Reading text
___

Flink DataStream[String] kafkaconsumer convert to Avro for Sink

FLINK Streaming: I have DataStream[String] from kafkaconsumer which is
JSON
stream = env
.addSource(new FlinkKafkaConsumer[String]("topic", new SimpleStringSchema(), properties))
https://ci.apache.org/projects/flink/flink-docs-stable/dev/connectors/kafka.html
I have to sink this stream using StreamingFileSink, which needs DataStream[GenericRecord]
val schema: Schema = ...
val input: DataStream[GenericRecord] = ...
val sink: StreamingFileSink[GenericRecord] = StreamingFileSink
.forBulkFormat(outputBasePath, AvroWriters.forGenericRecord(schema))
.build()
input.addSink(sink)
https://ci.apache.org/projects/flink/flink-docs-release-1.11/dev/connectors/streamfile_sink.html
Question: How to convert DataStream[String] to DataStream[GenericRecord] before Sinking so that I can write AVRO files ?
Exception while converting String stream to generic data strem
Exception in thread "main" org.apache.flink.api.common.InvalidProgramException: Task not serializable
at org.apache.flink.api.scala.ClosureCleaner$.ensureSerializable(ClosureCleaner.scala:408)
at org.apache.flink.api.scala.ClosureCleaner$.org$apache$flink$api$scala$ClosureCleaner$$clean(ClosureCleaner.scala:400)
at org.apache.flink.api.scala.ClosureCleaner$.clean(ClosureCleaner.scala:168)
at org.apache.flink.streaming.api.scala.StreamExecutionEnvironment.scalaClean(StreamExecutionEnvironment.scala:791)
at org.apache.flink.streaming.api.scala.DataStream.clean(DataStream.scala:1168)

___

Work to complete
(1) Answer these questions about the Flink forum post:
(a) Which deserialization schema does the Kafka consumer use?
(b) Which sink must the stream be written with?
(c) What message follows the exception class name in the error?
(2) Carry on the Flink forum post from the point where it stops.

Stored entries

___

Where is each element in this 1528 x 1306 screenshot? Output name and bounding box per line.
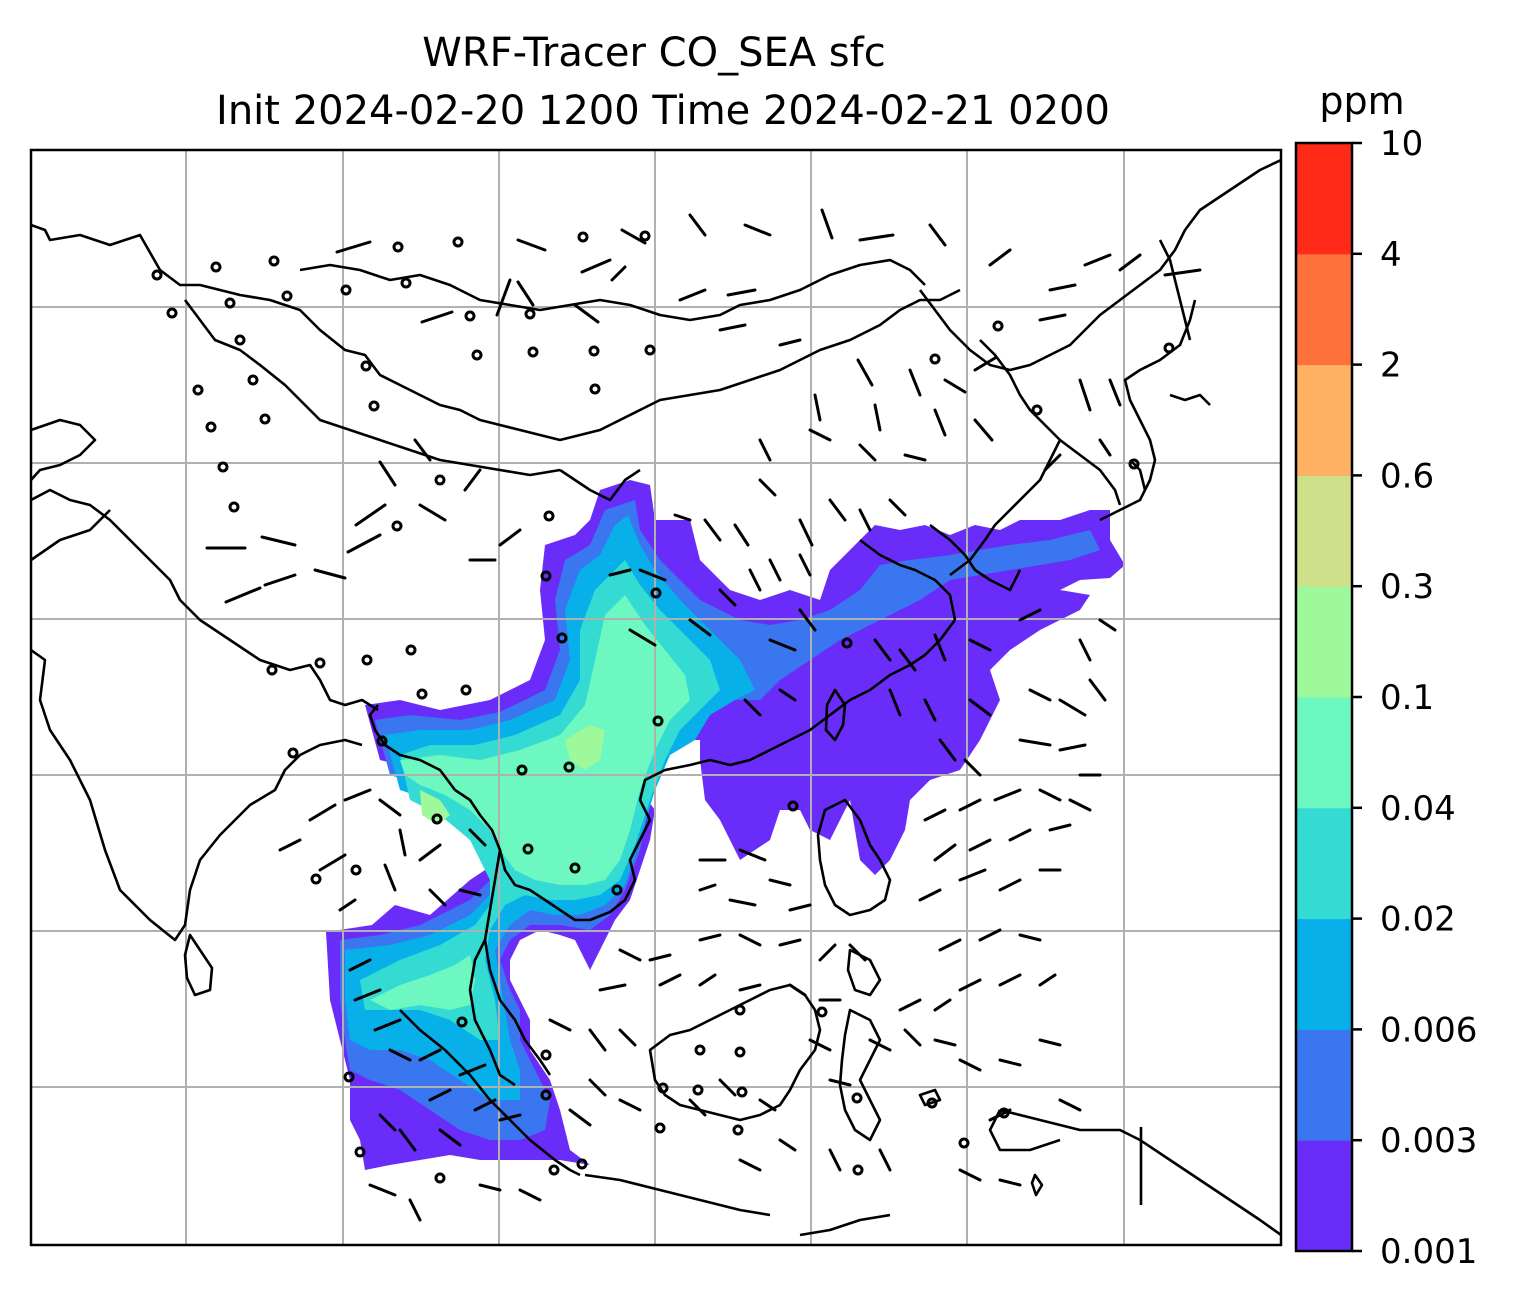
colorbar-segment (1296, 364, 1352, 476)
colorbar-segment (1296, 1140, 1352, 1252)
colorbar-tick-label: 0.1 (1380, 678, 1434, 718)
map-frame (29, 148, 1283, 1247)
colorbar-segment (1296, 475, 1352, 587)
title-line-2: Init 2024-02-20 1200 Time 2024-02-21 020… (216, 88, 1110, 134)
colorbar-unit-label: ppm (1319, 79, 1404, 123)
colorbar-segment (1296, 143, 1352, 255)
calm-markers (151, 230, 1175, 1184)
colorbar-segment (1296, 807, 1352, 920)
title-line-1: WRF-Tracer CO_SEA sfc (422, 30, 885, 76)
colorbar-segment (1296, 918, 1352, 1030)
colorbar-tick-label: 0.3 (1380, 567, 1434, 607)
tracer-fill (326, 480, 1125, 1170)
map-panel (29, 148, 1283, 1247)
colorbar-segment (1296, 253, 1352, 366)
wind-barbs (205, 208, 1202, 1222)
tracer-level-6 (565, 725, 605, 770)
colorbar-tick-label: 0.003 (1380, 1121, 1477, 1161)
colorbar-tick-label: 10 (1380, 124, 1423, 164)
colorbar-tick-label: 0.006 (1380, 1010, 1477, 1050)
colorbar-tick-label: 0.04 (1380, 789, 1456, 829)
tracer-level-5 (400, 595, 690, 885)
colorbar-segment (1296, 697, 1352, 809)
colorbar-segment (1296, 1029, 1352, 1141)
colorbar-tick-label: 0.6 (1380, 456, 1434, 496)
colorbar-tick-label: 0.02 (1380, 900, 1456, 940)
colorbar: ppm 0.001 0.003 0.006 0.02 0.04 0.1 0.3 0.6 2 4 10 (1294, 79, 1477, 1272)
colorbar-tick-label: 0.001 (1380, 1232, 1477, 1272)
colorbar-ticks: 0.001 0.003 0.006 0.02 0.04 0.1 0.3 0.6 2 4 10 (1352, 124, 1477, 1272)
tracer-level-6b (420, 790, 450, 825)
coastlines (31, 158, 1281, 1237)
colorbar-tick-label: 2 (1380, 346, 1402, 386)
tracer-level-5b (370, 955, 475, 1010)
colorbar-tick-label: 4 (1380, 235, 1402, 275)
colorbar-segments (1296, 143, 1352, 1252)
gridlines (31, 150, 1281, 1245)
tracer-level-1 (326, 480, 1125, 1170)
colorbar-segment (1296, 586, 1352, 698)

___

Answer set
(1)
(a) SimpleStringSchema
(b) StreamingFileSink
(c) Task not serializable

(2)
at org.apache.flink.streaming.api.scala.DataStream.map(DataStream.scala:617)
at com.att.vdcs.StreamingJobKafkaFlink$.main(StreamingJobKafkaFlink.scala:128)
at com.att.vdcs.StreamingJobKafkaFlink.main(StreamingJobKafkaFlink.scala)
Caused by: java.io.NotSerializableException: org.apache.avro.Schema$RecordSchema
at java.io.ObjectOutputStream.writeObject0(ObjectOutputStream.java:1184)
at java.io.ObjectOutputStream.defaultWriteFields(ObjectOutputStream.java:1548)
at java.io.ObjectOutputStream.writeSerialData(ObjectOutputStream.java:1509)
at java.io.ObjectOutputStream.writeOrdinaryObject(ObjectOutputStream.java:1432)
at java.io.ObjectOutputStream.writeObject0(ObjectOutputStream.java:1178)
at java.io.ObjectOutputStream.writeObject(ObjectOutputStream.java:348)
at org.apache.flink.util.InstantiationUtil.serializeObject(InstantiationUtil.java:586)
at org.apache.flink.api.scala.ClosureCleaner$.ensureSerializable(ClosureCleaner.scala:406)
... 7 more
After initializing schema in mapper, Getting cast exception.
org.apache.avro.file.DataFileWriter$AppendWriteException: java.lang.ClassCastException: scala.Tuple2 cannot be cast to java.util.Map
schema and msg below in screen:
Got through CAST Exception by casting like:
record.put(0,scala.collection.JavaConverters.mapAsJavaMapConverter(msg._1).asJava)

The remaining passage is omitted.